— start of Data extract —

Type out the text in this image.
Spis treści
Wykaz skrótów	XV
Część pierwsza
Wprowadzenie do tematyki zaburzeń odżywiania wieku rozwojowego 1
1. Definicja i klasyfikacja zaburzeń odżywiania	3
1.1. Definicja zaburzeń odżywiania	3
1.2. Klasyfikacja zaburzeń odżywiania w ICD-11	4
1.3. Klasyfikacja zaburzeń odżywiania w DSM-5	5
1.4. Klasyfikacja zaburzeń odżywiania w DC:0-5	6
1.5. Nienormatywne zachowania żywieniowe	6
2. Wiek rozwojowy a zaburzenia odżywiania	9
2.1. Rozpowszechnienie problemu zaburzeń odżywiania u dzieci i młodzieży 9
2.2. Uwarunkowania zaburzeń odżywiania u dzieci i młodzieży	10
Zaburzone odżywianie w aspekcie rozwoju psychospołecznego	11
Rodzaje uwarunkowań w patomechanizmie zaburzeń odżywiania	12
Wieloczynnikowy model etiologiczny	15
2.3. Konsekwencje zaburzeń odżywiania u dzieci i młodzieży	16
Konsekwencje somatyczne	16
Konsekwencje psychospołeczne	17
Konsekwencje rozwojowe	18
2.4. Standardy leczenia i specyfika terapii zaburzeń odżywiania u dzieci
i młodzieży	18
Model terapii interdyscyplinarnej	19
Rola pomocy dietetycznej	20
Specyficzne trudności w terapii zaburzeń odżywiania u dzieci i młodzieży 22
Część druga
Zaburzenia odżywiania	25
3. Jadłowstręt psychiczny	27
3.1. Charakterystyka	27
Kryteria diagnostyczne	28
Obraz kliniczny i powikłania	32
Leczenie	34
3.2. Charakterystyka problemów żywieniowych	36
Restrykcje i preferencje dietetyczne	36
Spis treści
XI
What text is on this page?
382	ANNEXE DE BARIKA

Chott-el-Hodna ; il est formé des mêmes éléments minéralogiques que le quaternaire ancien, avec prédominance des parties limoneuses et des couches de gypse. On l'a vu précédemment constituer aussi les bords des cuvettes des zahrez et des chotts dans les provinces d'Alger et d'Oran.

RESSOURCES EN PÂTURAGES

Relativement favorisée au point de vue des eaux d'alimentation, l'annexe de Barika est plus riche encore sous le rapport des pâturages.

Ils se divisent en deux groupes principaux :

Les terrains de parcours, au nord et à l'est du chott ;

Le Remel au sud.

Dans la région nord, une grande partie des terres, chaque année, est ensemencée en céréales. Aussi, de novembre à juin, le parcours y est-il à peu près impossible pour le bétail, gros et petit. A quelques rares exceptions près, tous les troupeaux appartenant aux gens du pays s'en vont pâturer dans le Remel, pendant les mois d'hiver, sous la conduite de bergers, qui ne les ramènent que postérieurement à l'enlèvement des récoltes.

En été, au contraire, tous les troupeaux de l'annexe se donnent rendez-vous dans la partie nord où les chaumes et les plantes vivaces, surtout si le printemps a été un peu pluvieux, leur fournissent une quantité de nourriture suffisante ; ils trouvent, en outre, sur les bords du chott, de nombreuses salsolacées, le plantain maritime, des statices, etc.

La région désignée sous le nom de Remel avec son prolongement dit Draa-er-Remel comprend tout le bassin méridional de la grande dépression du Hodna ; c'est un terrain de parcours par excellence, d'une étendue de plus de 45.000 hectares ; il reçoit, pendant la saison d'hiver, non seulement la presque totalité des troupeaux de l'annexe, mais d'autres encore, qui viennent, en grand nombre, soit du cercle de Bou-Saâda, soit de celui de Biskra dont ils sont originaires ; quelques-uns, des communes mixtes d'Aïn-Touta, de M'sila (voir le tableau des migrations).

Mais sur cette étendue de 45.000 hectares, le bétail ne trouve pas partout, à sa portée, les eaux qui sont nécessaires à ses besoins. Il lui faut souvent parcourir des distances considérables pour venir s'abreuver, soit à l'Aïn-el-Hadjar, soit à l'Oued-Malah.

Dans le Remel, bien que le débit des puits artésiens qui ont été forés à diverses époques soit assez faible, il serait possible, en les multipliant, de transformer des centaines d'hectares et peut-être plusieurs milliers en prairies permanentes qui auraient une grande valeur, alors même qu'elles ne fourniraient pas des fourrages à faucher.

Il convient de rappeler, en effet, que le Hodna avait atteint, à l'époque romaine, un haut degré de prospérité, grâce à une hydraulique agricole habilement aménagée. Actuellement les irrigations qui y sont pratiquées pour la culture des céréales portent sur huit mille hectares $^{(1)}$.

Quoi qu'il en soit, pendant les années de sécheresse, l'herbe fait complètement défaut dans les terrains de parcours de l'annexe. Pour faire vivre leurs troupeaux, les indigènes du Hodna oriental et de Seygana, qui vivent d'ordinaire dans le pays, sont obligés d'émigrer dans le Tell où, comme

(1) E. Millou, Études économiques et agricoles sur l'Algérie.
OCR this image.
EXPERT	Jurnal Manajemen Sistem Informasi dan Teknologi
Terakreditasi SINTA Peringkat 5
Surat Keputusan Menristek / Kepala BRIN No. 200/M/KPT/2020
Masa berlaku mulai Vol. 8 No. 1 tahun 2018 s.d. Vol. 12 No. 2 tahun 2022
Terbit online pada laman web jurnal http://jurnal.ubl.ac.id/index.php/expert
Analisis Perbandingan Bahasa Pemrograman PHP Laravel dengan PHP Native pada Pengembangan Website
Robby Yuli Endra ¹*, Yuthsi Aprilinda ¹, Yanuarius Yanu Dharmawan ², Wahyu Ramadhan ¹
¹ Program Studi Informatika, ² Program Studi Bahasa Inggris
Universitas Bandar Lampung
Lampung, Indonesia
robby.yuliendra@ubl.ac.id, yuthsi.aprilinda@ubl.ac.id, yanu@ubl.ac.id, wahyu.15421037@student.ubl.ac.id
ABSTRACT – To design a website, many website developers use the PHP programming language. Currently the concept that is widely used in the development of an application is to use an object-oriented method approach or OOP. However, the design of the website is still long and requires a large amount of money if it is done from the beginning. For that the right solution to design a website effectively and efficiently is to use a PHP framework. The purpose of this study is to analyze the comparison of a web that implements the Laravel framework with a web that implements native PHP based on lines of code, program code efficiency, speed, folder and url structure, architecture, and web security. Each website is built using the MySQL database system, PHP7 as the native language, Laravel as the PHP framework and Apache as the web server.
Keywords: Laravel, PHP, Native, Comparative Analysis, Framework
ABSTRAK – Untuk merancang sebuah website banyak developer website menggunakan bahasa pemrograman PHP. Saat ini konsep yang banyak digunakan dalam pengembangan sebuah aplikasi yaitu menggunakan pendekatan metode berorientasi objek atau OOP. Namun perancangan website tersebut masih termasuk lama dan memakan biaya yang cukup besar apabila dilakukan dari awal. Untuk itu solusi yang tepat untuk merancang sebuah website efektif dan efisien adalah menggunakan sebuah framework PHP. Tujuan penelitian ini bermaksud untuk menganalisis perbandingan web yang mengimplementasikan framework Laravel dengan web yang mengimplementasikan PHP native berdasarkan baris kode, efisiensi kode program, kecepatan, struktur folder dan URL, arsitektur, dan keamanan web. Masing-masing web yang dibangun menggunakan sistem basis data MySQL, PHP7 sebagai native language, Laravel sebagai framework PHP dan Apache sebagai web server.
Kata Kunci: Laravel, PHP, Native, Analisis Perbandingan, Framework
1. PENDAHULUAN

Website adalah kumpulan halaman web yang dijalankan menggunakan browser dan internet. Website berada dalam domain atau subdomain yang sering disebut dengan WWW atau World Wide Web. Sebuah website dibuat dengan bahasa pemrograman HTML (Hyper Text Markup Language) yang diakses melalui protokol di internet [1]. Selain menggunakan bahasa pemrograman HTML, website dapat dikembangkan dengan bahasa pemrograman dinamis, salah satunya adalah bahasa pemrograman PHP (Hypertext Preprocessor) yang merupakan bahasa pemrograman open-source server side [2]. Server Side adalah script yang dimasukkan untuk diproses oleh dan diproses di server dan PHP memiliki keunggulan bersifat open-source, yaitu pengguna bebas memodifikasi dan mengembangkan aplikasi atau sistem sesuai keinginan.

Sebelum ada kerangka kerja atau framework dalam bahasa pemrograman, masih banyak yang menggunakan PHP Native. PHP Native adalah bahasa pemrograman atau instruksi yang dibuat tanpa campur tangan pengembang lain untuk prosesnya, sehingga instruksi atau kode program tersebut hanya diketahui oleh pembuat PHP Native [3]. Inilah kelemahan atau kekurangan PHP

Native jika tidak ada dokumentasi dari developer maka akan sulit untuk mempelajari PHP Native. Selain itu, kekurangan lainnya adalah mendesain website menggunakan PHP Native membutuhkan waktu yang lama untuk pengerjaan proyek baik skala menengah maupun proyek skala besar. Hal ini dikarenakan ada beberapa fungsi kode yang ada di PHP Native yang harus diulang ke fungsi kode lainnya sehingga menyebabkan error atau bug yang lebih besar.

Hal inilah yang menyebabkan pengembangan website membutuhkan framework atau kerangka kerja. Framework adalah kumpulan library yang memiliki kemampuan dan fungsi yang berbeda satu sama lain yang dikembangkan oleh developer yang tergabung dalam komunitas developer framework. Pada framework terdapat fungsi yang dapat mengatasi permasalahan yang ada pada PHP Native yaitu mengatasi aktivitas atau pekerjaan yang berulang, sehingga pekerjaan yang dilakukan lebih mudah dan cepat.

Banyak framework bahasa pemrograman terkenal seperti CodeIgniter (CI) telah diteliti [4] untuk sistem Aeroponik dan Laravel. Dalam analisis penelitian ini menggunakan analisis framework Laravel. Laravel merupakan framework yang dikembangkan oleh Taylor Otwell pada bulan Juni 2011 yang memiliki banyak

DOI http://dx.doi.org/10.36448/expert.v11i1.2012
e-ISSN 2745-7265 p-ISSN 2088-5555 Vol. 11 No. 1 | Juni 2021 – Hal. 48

— end of Data extract —

What to work on: Within the data above, pick out all lines holding the word "kerangka".

Completed task:
Sebelum ada kerangka kerja atau framework dalam bahasa pemrograman, masih banyak yang menggunakan PHP Native. PHP Native adalah bahasa pemrograman atau instruksi yang dibuat tanpa campur tangan pengembang lain untuk prosesnya, sehingga instruksi atau kode program tersebut hanya diketahui oleh pembuat PHP Native [3]. Inilah kelemahan atau kekurangan PHP
Hal inilah yang menyebabkan pengembangan website membutuhkan framework atau kerangka kerja. Framework adalah kumpulan library yang memiliki kemampuan dan fungsi yang berbeda satu sama lain yang dikembangkan oleh developer yang tergabung dalam komunitas developer framework. Pada framework terdapat fungsi yang dapat mengatasi permasalahan yang ada pada PHP Native yaitu mengatasi aktivitas atau pekerjaan yang berulang, sehingga pekerjaan yang dilakukan lebih mudah dan cepat.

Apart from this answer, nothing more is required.